» **Provided data**:
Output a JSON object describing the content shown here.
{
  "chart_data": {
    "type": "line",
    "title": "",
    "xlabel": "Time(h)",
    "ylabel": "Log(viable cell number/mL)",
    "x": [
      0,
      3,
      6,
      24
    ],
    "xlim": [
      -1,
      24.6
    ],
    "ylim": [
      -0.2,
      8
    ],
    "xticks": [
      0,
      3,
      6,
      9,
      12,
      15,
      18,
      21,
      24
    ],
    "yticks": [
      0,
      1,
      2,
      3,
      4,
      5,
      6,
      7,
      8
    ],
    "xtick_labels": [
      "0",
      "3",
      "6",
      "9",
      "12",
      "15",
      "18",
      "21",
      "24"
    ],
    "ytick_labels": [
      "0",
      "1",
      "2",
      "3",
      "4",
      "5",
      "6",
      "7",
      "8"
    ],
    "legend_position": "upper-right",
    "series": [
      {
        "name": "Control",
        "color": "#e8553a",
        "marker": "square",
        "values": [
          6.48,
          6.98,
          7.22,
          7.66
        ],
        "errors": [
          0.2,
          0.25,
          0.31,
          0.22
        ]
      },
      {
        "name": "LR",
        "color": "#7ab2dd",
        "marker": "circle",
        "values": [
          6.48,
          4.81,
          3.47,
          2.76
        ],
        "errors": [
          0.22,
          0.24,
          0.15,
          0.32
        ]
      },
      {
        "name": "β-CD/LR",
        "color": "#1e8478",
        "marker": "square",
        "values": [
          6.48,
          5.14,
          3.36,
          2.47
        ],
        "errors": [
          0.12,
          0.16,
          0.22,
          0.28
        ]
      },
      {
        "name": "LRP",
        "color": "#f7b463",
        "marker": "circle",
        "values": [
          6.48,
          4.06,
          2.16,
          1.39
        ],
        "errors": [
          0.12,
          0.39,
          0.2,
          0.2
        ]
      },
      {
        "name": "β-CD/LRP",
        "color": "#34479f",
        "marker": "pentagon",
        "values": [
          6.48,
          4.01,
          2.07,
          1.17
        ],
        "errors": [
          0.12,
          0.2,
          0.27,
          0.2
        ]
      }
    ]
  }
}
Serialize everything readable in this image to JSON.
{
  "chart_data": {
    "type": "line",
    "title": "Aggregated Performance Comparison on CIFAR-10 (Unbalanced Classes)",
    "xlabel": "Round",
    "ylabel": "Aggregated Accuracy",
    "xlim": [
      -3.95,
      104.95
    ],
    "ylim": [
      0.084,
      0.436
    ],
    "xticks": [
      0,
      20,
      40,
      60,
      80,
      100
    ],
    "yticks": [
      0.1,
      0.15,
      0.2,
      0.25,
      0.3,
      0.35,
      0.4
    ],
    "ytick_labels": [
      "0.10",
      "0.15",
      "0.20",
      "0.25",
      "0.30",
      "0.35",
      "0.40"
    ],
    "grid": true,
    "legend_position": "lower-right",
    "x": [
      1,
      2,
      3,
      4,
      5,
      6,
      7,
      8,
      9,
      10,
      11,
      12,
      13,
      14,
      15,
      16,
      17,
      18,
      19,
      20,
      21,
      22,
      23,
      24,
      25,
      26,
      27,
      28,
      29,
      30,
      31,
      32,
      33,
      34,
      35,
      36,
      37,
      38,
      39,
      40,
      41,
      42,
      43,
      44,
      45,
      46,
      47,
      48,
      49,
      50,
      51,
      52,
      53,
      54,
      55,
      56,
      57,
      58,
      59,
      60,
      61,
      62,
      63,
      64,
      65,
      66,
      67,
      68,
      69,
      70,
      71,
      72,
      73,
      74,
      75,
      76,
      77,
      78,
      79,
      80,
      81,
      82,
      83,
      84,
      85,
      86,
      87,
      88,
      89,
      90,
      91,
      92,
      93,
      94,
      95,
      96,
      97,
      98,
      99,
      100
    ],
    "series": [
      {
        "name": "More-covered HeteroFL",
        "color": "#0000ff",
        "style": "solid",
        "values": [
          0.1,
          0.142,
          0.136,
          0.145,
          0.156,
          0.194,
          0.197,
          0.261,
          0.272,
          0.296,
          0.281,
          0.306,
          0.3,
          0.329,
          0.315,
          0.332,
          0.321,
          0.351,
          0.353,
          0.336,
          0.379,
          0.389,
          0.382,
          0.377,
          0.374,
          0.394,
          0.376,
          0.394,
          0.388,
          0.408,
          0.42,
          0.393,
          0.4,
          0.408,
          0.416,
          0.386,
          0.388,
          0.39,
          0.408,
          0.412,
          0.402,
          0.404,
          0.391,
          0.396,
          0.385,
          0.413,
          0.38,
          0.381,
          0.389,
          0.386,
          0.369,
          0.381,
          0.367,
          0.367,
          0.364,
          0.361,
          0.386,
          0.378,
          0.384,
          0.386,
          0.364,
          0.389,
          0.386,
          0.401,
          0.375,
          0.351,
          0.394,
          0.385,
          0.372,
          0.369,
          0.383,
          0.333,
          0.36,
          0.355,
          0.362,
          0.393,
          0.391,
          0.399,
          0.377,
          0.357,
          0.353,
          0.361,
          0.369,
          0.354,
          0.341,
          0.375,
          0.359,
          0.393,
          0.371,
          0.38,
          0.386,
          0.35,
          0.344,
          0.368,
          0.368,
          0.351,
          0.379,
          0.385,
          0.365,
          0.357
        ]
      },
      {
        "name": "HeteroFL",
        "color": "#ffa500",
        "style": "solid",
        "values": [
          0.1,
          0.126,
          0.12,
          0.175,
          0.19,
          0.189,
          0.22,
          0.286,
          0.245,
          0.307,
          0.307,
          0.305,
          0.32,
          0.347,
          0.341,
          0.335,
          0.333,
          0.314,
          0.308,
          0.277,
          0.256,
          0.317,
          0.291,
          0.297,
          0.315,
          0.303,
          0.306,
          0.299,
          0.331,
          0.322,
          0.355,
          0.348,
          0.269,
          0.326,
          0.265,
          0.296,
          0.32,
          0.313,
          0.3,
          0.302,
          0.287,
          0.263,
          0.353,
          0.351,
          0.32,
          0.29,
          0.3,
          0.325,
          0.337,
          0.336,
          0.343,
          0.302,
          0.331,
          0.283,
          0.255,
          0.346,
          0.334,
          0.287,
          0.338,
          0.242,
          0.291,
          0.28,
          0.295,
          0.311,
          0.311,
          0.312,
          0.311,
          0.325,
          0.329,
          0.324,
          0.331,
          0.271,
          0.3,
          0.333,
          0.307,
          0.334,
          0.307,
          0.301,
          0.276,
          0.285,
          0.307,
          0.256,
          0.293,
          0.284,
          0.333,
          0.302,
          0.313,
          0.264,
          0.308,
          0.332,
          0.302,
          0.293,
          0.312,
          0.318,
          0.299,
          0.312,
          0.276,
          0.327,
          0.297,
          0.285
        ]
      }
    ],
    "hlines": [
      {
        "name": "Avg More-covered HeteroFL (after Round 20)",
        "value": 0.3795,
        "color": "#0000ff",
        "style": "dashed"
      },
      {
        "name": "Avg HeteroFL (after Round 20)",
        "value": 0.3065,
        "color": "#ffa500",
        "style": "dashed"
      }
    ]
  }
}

» **Task instructions**: Your task is to output the full set of records exactly as presented.

» **Output**:
Output a JSON object describing the content shown here.
{
  "chart_data": {
    "type": "line",
    "title": "",
    "xlabel": "Time(h)",
    "ylabel": "Log(viable cell number/mL)",
    "x": [
      0,
      3,
      6,
      24
    ],
    "xlim": [
      -1,
      24.6
    ],
    "ylim": [
      -0.2,
      8
    ],
    "xticks": [
      0,
      3,
      6,
      9,
      12,
      15,
      18,
      21,
      24
    ],
    "yticks": [
      0,
      1,
      2,
      3,
      4,
      5,
      6,
      7,
      8
    ],
    "xtick_labels": [
      "0",
      "3",
      "6",
      "9",
      "12",
      "15",
      "18",
      "21",
      "24"
    ],
    "ytick_labels": [
      "0",
      "1",
      "2",
      "3",
      "4",
      "5",
      "6",
      "7",
      "8"
    ],
    "legend_position": "upper-right",
    "series": [
      {
        "name": "Control",
        "color": "#e8553a",
        "marker": "square",
        "values": [
          6.48,
          6.98,
          7.22,
          7.66
        ],
        "errors": [
          0.2,
          0.25,
          0.31,
          0.22
        ]
      },
      {
        "name": "LR",
        "color": "#7ab2dd",
        "marker": "circle",
        "values": [
          6.48,
          4.81,
          3.47,
          2.76
        ],
        "errors": [
          0.22,
          0.24,
          0.15,
          0.32
        ]
      },
      {
        "name": "β-CD/LR",
        "color": "#1e8478",
        "marker": "square",
        "values": [
          6.48,
          5.14,
          3.36,
          2.47
        ],
        "errors": [
          0.12,
          0.16,
          0.22,
          0.28
        ]
      },
      {
        "name": "LRP",
        "color": "#f7b463",
        "marker": "circle",
        "values": [
          6.48,
          4.06,
          2.16,
          1.39
        ],
        "errors": [
          0.12,
          0.39,
          0.2,
          0.2
        ]
      },
      {
        "name": "β-CD/LRP",
        "color": "#34479f",
        "marker": "pentagon",
        "values": [
          6.48,
          4.01,
          2.07,
          1.17
        ],
        "errors": [
          0.12,
          0.2,
          0.27,
          0.2
        ]
      }
    ]
  }
}
Serialize everything readable in this image to JSON.
{
  "chart_data": {
    "type": "line",
    "title": "Aggregated Performance Comparison on CIFAR-10 (Unbalanced Classes)",
    "xlabel": "Round",
    "ylabel": "Aggregated Accuracy",
    "xlim": [
      -3.95,
      104.95
    ],
    "ylim": [
      0.084,
      0.436
    ],
    "xticks": [
      0,
      20,
      40,
      60,
      80,
      100
    ],
    "yticks": [
      0.1,
      0.15,
      0.2,
      0.25,
      0.3,
      0.35,
      0.4
    ],
    "ytick_labels": [
      "0.10",
      "0.15",
      "0.20",
      "0.25",
      "0.30",
      "0.35",
      "0.40"
    ],
    "grid": true,
    "legend_position": "lower-right",
    "x": [
      1,
      2,
      3,
      4,
      5,
      6,
      7,
      8,
      9,
      10,
      11,
      12,
      13,
      14,
      15,
      16,
      17,
      18,
      19,
      20,
      21,
      22,
      23,
      24,
      25,
      26,
      27,
      28,
      29,
      30,
      31,
      32,
      33,
      34,
      35,
      36,
      37,
      38,
      39,
      40,
      41,
      42,
      43,
      44,
      45,
      46,
      47,
      48,
      49,
      50,
      51,
      52,
      53,
      54,
      55,
      56,
      57,
      58,
      59,
      60,
      61,
      62,
      63,
      64,
      65,
      66,
      67,
      68,
      69,
      70,
      71,
      72,
      73,
      74,
      75,
      76,
      77,
      78,
      79,
      80,
      81,
      82,
      83,
      84,
      85,
      86,
      87,
      88,
      89,
      90,
      91,
      92,
      93,
      94,
      95,
      96,
      97,
      98,
      99,
      100
    ],
    "series": [
      {
        "name": "More-covered HeteroFL",
        "color": "#0000ff",
        "style": "solid",
        "values": [
          0.1,
          0.142,
          0.136,
          0.145,
          0.156,
          0.194,
          0.197,
          0.261,
          0.272,
          0.296,
          0.281,
          0.306,
          0.3,
          0.329,
          0.315,
          0.332,
          0.321,
          0.351,
          0.353,
          0.336,
          0.379,
          0.389,
          0.382,
          0.377,
          0.374,
          0.394,
          0.376,
          0.394,
          0.388,
          0.408,
          0.42,
          0.393,
          0.4,
          0.408,
          0.416,
          0.386,
          0.388,
          0.39,
          0.408,
          0.412,
          0.402,
          0.404,
          0.391,
          0.396,
          0.385,
          0.413,
          0.38,
          0.381,
          0.389,
          0.386,
          0.369,
          0.381,
          0.367,
          0.367,
          0.364,
          0.361,
          0.386,
          0.378,
          0.384,
          0.386,
          0.364,
          0.389,
          0.386,
          0.401,
          0.375,
          0.351,
          0.394,
          0.385,
          0.372,
          0.369,
          0.383,
          0.333,
          0.36,
          0.355,
          0.362,
          0.393,
          0.391,
          0.399,
          0.377,
          0.357,
          0.353,
          0.361,
          0.369,
          0.354,
          0.341,
          0.375,
          0.359,
          0.393,
          0.371,
          0.38,
          0.386,
          0.35,
          0.344,
          0.368,
          0.368,
          0.351,
          0.379,
          0.385,
          0.365,
          0.357
        ]
      },
      {
        "name": "HeteroFL",
        "color": "#ffa500",
        "style": "solid",
        "values": [
          0.1,
          0.126,
          0.12,
          0.175,
          0.19,
          0.189,
          0.22,
          0.286,
          0.245,
          0.307,
          0.307,
          0.305,
          0.32,
          0.347,
          0.341,
          0.335,
          0.333,
          0.314,
          0.308,
          0.277,
          0.256,
          0.317,
          0.291,
          0.297,
          0.315,
          0.303,
          0.306,
          0.299,
          0.331,
          0.322,
          0.355,
          0.348,
          0.269,
          0.326,
          0.265,
          0.296,
          0.32,
          0.313,
          0.3,
          0.302,
          0.287,
          0.263,
          0.353,
          0.351,
          0.32,
          0.29,
          0.3,
          0.325,
          0.337,
          0.336,
          0.343,
          0.302,
          0.331,
          0.283,
          0.255,
          0.346,
          0.334,
          0.287,
          0.338,
          0.242,
          0.291,
          0.28,
          0.295,
          0.311,
          0.311,
          0.312,
          0.311,
          0.325,
          0.329,
          0.324,
          0.331,
          0.271,
          0.3,
          0.333,
          0.307,
          0.334,
          0.307,
          0.301,
          0.276,
          0.285,
          0.307,
          0.256,
          0.293,
          0.284,
          0.333,
          0.302,
          0.313,
          0.264,
          0.308,
          0.332,
          0.302,
          0.293,
          0.312,
          0.318,
          0.299,
          0.312,
          0.276,
          0.327,
          0.297,
          0.285
        ]
      }
    ],
    "hlines": [
      {
        "name": "Avg More-covered HeteroFL (after Round 20)",
        "value": 0.3795,
        "color": "#0000ff",
        "style": "dashed"
      },
      {
        "name": "Avg HeteroFL (after Round 20)",
        "value": 0.3065,
        "color": "#ffa500",
        "style": "dashed"
      }
    ]
  }
}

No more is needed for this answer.